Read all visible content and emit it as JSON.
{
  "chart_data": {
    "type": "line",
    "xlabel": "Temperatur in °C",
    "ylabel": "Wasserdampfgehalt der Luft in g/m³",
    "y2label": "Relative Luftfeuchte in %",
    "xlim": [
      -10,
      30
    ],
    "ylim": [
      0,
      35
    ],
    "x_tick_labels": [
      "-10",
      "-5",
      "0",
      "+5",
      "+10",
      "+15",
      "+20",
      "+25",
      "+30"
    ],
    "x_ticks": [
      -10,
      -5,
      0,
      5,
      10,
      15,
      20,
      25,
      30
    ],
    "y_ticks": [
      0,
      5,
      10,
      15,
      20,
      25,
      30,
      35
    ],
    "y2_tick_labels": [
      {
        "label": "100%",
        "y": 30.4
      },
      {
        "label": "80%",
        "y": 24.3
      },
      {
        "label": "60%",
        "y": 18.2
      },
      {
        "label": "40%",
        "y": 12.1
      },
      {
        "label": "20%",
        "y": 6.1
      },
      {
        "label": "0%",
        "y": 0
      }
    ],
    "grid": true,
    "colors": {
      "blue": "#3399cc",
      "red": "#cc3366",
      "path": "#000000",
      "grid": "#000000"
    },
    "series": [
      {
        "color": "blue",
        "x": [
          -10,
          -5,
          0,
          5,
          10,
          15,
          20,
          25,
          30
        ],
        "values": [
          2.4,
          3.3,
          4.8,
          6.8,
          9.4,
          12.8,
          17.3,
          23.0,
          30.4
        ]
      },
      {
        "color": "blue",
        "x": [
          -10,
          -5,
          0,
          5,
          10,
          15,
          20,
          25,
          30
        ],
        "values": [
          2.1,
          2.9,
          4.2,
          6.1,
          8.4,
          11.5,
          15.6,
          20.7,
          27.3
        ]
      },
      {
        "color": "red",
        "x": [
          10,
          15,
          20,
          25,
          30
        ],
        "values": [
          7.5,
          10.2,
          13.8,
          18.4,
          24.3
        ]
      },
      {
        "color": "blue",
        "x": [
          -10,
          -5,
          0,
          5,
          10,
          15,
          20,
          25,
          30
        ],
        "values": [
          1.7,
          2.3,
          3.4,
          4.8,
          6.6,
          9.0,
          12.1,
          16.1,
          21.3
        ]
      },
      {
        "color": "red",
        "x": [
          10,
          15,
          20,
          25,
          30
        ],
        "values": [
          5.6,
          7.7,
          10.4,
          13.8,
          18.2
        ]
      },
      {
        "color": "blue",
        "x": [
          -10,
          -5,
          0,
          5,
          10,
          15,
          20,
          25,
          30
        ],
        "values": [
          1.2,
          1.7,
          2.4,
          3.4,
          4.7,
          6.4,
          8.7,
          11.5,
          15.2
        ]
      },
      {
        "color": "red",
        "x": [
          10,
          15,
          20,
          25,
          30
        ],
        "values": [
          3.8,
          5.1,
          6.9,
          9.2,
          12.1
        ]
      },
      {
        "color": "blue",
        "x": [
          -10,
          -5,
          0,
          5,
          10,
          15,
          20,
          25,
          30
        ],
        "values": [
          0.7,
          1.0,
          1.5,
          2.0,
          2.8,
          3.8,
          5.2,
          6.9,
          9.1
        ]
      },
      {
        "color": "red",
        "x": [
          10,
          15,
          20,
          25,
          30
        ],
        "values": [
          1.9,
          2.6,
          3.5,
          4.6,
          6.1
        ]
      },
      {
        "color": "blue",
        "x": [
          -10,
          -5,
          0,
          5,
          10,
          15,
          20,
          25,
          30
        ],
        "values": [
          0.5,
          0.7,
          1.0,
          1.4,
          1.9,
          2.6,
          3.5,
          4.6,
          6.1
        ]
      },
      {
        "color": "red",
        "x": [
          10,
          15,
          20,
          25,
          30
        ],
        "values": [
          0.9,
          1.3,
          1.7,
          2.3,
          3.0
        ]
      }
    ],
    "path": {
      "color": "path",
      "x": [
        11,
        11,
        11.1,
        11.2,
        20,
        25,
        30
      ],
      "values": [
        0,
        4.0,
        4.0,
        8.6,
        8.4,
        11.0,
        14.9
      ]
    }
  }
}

TASK REQUIREMENTS
The records above should be returned exactly.

TASK ANSWER
Read all visible content and emit it as JSON.
{
  "chart_data": {
    "type": "line",
    "xlabel": "Temperatur in °C",
    "ylabel": "Wasserdampfgehalt der Luft in g/m³",
    "y2label": "Relative Luftfeuchte in %",
    "xlim": [
      -10,
      30
    ],
    "ylim": [
      0,
      35
    ],
    "x_tick_labels": [
      "-10",
      "-5",
      "0",
      "+5",
      "+10",
      "+15",
      "+20",
      "+25",
      "+30"
    ],
    "x_ticks": [
      -10,
      -5,
      0,
      5,
      10,
      15,
      20,
      25,
      30
    ],
    "y_ticks": [
      0,
      5,
      10,
      15,
      20,
      25,
      30,
      35
    ],
    "y2_tick_labels": [
      {
        "label": "100%",
        "y": 30.4
      },
      {
        "label": "80%",
        "y": 24.3
      },
      {
        "label": "60%",
        "y": 18.2
      },
      {
        "label": "40%",
        "y": 12.1
      },
      {
        "label": "20%",
        "y": 6.1
      },
      {
        "label": "0%",
        "y": 0
      }
    ],
    "grid": true,
    "colors": {
      "blue": "#3399cc",
      "red": "#cc3366",
      "path": "#000000",
      "grid": "#000000"
    },
    "series": [
      {
        "color": "blue",
        "x": [
          -10,
          -5,
          0,
          5,
          10,
          15,
          20,
          25,
          30
        ],
        "values": [
          2.4,
          3.3,
          4.8,
          6.8,
          9.4,
          12.8,
          17.3,
          23.0,
          30.4
        ]
      },
      {
        "color": "blue",
        "x": [
          -10,
          -5,
          0,
          5,
          10,
          15,
          20,
          25,
          30
        ],
        "values": [
          2.1,
          2.9,
          4.2,
          6.1,
          8.4,
          11.5,
          15.6,
          20.7,
          27.3
        ]
      },
      {
        "color": "red",
        "x": [
          10,
          15,
          20,
          25,
          30
        ],
        "values": [
          7.5,
          10.2,
          13.8,
          18.4,
          24.3
        ]
      },
      {
        "color": "blue",
        "x": [
          -10,
          -5,
          0,
          5,
          10,
          15,
          20,
          25,
          30
        ],
        "values": [
          1.7,
          2.3,
          3.4,
          4.8,
          6.6,
          9.0,
          12.1,
          16.1,
          21.3
        ]
      },
      {
        "color": "red",
        "x": [
          10,
          15,
          20,
          25,
          30
        ],
        "values": [
          5.6,
          7.7,
          10.4,
          13.8,
          18.2
        ]
      },
      {
        "color": "blue",
        "x": [
          -10,
          -5,
          0,
          5,
          10,
          15,
          20,
          25,
          30
        ],
        "values": [
          1.2,
          1.7,
          2.4,
          3.4,
          4.7,
          6.4,
          8.7,
          11.5,
          15.2
        ]
      },
      {
        "color": "red",
        "x": [
          10,
          15,
          20,
          25,
          30
        ],
        "values": [
          3.8,
          5.1,
          6.9,
          9.2,
          12.1
        ]
      },
      {
        "color": "blue",
        "x": [
          -10,
          -5,
          0,
          5,
          10,
          15,
          20,
          25,
          30
        ],
        "values": [
          0.7,
          1.0,
          1.5,
          2.0,
          2.8,
          3.8,
          5.2,
          6.9,
          9.1
        ]
      },
      {
        "color": "red",
        "x": [
          10,
          15,
          20,
          25,
          30
        ],
        "values": [
          1.9,
          2.6,
          3.5,
          4.6,
          6.1
        ]
      },
      {
        "color": "blue",
        "x": [
          -10,
          -5,
          0,
          5,
          10,
          15,
          20,
          25,
          30
        ],
        "values": [
          0.5,
          0.7,
          1.0,
          1.4,
          1.9,
          2.6,
          3.5,
          4.6,
          6.1
        ]
      },
      {
        "color": "red",
        "x": [
          10,
          15,
          20,
          25,
          30
        ],
        "values": [
          0.9,
          1.3,
          1.7,
          2.3,
          3.0
        ]
      }
    ],
    "path": {
      "color": "path",
      "x": [
        11,
        11,
        11.1,
        11.2,
        20,
        25,
        30
      ],
      "values": [
        0,
        4.0,
        4.0,
        8.6,
        8.4,
        11.0,
        14.9
      ]
    }
  }
}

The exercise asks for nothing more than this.